Problem description - Find the line that contains "Give me a plain-text". Restate it and each following line exactly, through the end of the records.

Recorded data:
········
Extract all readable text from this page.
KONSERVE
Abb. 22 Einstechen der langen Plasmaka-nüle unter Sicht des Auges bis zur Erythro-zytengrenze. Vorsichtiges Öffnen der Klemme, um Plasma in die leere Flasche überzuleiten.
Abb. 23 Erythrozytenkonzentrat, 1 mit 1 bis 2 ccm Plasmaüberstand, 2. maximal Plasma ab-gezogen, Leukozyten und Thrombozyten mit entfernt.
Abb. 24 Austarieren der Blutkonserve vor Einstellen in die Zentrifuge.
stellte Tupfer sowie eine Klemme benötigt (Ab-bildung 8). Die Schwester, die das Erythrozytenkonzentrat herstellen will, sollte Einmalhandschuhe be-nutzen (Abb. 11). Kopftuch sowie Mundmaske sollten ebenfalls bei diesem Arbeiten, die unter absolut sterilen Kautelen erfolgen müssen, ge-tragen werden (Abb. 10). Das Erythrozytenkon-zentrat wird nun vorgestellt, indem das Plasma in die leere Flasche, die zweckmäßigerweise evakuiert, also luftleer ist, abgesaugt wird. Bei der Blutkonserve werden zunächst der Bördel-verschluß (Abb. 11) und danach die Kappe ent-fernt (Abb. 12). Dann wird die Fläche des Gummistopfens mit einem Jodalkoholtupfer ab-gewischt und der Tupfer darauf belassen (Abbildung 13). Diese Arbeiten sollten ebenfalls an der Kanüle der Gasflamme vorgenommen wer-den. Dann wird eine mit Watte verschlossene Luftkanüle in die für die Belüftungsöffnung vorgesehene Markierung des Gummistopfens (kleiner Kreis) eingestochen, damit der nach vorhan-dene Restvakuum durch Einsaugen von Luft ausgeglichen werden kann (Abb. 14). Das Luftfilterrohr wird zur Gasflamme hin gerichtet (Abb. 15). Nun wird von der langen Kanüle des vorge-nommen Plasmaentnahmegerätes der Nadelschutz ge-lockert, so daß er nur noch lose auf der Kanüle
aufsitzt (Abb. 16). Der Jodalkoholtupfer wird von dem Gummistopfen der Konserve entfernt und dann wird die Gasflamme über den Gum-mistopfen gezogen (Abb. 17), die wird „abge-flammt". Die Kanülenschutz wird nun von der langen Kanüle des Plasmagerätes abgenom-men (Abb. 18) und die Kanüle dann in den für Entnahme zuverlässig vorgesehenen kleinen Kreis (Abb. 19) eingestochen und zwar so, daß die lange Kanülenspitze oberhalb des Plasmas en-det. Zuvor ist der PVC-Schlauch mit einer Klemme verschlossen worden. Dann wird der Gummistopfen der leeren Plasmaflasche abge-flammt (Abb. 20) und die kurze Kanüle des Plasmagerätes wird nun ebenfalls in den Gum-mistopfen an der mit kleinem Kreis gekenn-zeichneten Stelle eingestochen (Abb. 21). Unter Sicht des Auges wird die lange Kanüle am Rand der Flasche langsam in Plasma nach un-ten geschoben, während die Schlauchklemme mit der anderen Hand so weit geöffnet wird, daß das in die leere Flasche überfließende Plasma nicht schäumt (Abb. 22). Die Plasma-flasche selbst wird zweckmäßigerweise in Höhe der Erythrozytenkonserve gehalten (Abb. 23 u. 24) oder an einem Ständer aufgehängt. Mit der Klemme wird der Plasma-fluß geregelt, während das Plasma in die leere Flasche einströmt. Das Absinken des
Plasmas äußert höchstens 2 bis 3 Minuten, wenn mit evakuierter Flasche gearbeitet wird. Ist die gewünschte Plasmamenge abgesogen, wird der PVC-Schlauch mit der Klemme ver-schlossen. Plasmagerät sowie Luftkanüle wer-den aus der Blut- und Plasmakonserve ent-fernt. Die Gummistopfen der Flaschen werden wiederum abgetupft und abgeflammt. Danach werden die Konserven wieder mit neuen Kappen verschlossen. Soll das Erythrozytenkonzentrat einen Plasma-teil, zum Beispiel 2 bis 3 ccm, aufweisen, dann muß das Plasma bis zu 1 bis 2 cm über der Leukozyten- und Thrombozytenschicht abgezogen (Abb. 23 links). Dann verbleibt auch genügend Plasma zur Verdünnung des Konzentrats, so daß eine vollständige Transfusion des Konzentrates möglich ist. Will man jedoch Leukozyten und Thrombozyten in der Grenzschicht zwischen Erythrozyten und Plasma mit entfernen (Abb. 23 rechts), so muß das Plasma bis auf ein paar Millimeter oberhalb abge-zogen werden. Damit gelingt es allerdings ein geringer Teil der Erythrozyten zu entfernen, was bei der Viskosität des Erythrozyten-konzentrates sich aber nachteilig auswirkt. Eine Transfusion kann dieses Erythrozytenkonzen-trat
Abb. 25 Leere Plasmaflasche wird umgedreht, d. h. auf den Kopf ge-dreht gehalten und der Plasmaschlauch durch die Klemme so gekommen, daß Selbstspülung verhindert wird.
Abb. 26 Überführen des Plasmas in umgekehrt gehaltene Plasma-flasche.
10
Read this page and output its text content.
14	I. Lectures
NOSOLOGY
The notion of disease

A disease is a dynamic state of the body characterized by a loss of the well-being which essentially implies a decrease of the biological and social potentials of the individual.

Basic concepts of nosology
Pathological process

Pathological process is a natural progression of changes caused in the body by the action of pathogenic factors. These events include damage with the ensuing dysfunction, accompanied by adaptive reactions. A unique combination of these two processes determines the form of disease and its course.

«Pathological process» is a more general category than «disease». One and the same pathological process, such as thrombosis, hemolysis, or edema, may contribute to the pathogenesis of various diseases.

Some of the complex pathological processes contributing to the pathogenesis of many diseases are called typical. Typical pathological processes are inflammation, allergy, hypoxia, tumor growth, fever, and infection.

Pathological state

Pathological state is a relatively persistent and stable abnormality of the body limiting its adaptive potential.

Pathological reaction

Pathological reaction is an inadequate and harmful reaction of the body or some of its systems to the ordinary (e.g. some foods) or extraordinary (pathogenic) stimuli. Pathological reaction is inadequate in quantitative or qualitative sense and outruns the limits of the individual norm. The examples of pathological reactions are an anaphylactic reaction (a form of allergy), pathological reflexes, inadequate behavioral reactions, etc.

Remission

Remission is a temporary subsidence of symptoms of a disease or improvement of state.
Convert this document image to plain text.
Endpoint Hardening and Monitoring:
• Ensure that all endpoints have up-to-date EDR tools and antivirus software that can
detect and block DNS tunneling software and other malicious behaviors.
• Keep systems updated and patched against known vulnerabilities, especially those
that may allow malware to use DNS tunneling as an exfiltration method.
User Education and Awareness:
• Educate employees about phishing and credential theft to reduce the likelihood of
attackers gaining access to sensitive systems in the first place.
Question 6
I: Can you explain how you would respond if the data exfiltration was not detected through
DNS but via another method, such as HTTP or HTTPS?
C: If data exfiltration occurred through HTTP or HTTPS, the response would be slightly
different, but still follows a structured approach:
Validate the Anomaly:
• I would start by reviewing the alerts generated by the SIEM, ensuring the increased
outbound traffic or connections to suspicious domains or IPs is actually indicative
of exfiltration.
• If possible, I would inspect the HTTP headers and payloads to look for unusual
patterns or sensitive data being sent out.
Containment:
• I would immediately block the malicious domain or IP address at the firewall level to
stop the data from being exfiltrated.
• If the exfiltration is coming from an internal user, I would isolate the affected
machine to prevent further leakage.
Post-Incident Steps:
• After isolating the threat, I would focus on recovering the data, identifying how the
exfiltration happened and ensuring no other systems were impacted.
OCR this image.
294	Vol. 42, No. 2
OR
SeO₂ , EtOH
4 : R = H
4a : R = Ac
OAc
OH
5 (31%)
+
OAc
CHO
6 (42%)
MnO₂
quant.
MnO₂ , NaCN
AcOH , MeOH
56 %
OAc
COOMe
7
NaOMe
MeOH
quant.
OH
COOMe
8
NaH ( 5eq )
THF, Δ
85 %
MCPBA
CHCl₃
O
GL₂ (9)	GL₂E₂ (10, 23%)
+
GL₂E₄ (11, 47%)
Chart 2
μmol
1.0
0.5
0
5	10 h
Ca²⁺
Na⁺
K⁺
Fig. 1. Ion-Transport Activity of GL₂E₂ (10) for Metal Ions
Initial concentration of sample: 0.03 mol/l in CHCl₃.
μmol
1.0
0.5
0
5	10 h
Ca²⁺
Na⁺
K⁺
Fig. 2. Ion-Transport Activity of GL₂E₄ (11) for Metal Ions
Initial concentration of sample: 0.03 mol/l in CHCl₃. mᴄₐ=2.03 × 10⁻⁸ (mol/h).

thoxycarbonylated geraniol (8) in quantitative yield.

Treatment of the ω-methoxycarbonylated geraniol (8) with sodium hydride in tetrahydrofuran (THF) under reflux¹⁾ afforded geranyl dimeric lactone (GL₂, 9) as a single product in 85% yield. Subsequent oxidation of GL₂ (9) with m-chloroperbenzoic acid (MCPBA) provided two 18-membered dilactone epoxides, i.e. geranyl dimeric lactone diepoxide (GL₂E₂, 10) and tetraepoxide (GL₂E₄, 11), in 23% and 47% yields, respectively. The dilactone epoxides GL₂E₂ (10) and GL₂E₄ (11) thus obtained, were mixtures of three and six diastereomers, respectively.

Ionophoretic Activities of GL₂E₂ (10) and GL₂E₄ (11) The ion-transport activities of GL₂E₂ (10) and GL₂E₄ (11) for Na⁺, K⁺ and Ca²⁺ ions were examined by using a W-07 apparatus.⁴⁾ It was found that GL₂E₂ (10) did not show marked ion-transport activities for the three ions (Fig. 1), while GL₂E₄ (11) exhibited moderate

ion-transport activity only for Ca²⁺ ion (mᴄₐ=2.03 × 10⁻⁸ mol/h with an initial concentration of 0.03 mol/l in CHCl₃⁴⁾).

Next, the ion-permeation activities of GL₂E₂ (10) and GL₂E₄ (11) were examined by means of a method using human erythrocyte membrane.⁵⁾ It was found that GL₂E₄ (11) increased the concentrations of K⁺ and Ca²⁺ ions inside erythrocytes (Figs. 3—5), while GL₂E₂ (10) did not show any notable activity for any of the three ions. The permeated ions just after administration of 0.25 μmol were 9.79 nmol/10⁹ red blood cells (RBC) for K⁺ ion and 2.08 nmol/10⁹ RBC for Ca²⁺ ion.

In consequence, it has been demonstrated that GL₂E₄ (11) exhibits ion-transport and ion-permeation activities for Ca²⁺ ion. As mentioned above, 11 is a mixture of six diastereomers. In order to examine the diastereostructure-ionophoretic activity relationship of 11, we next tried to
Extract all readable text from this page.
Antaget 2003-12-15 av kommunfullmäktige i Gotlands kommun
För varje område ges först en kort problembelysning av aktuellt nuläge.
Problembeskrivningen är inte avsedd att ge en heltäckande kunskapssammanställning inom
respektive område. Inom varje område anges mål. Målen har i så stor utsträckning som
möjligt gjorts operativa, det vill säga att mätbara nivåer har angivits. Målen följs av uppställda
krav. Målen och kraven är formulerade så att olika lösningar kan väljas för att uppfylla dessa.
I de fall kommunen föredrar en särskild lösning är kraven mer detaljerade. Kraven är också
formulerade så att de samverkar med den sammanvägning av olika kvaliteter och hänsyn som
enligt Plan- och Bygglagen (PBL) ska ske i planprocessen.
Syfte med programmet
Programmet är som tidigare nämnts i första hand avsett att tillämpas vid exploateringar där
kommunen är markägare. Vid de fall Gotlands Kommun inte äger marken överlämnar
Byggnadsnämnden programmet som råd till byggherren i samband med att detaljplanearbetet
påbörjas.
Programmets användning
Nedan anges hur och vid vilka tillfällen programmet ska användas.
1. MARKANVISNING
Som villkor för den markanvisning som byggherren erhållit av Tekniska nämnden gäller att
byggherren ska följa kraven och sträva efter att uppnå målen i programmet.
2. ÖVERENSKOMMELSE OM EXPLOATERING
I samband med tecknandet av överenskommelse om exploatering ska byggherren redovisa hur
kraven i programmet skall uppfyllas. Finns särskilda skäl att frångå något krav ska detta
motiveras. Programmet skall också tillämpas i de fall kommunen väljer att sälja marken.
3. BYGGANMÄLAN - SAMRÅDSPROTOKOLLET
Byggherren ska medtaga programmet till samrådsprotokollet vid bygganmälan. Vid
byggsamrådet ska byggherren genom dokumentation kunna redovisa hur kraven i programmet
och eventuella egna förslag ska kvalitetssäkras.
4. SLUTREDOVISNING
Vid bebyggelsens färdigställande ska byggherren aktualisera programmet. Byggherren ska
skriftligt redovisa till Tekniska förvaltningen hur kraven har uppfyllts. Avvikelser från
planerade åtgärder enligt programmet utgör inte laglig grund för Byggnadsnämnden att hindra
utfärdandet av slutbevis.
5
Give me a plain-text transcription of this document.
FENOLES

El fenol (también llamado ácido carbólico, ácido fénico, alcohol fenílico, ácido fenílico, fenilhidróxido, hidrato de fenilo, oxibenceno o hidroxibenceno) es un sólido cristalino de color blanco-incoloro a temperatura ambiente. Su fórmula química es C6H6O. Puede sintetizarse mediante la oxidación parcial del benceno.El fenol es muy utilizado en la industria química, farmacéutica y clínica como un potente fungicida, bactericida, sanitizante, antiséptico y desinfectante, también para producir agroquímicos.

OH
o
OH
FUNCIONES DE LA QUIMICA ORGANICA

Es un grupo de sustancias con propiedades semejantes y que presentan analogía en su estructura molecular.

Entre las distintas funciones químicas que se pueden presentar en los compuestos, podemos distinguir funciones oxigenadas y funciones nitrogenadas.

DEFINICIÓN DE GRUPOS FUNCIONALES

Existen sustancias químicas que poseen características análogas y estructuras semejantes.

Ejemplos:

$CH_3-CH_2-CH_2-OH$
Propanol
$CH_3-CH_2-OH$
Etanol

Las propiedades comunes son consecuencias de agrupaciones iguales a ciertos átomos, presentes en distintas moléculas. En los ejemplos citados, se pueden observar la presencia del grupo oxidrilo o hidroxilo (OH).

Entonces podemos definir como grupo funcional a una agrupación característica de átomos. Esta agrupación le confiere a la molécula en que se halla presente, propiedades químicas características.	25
········
Finished task -
Give me a plain-text transcription of this document.
FENOLES

El fenol (también llamado ácido carbólico, ácido fénico, alcohol fenílico, ácido fenílico, fenilhidróxido, hidrato de fenilo, oxibenceno o hidroxibenceno) es un sólido cristalino de color blanco-incoloro a temperatura ambiente. Su fórmula química es C6H6O. Puede sintetizarse mediante la oxidación parcial del benceno.El fenol es muy utilizado en la industria química, farmacéutica y clínica como un potente fungicida, bactericida, sanitizante, antiséptico y desinfectante, también para producir agroquímicos.

OH
o
OH
FUNCIONES DE LA QUIMICA ORGANICA

Es un grupo de sustancias con propiedades semejantes y que presentan analogía en su estructura molecular.

Entre las distintas funciones químicas que se pueden presentar en los compuestos, podemos distinguir funciones oxigenadas y funciones nitrogenadas.

DEFINICIÓN DE GRUPOS FUNCIONALES

Existen sustancias químicas que poseen características análogas y estructuras semejantes.

Ejemplos:

$CH_3-CH_2-CH_2-OH$
Propanol
$CH_3-CH_2-OH$
Etanol

Las propiedades comunes son consecuencias de agrupaciones iguales a ciertos átomos, presentes en distintas moléculas. En los ejemplos citados, se pueden observar la presencia del grupo oxidrilo o hidroxilo (OH).

Entonces podemos definir como grupo funcional a una agrupación característica de átomos. Esta agrupación le confiere a la molécula en que se halla presente, propiedades químicas características.	25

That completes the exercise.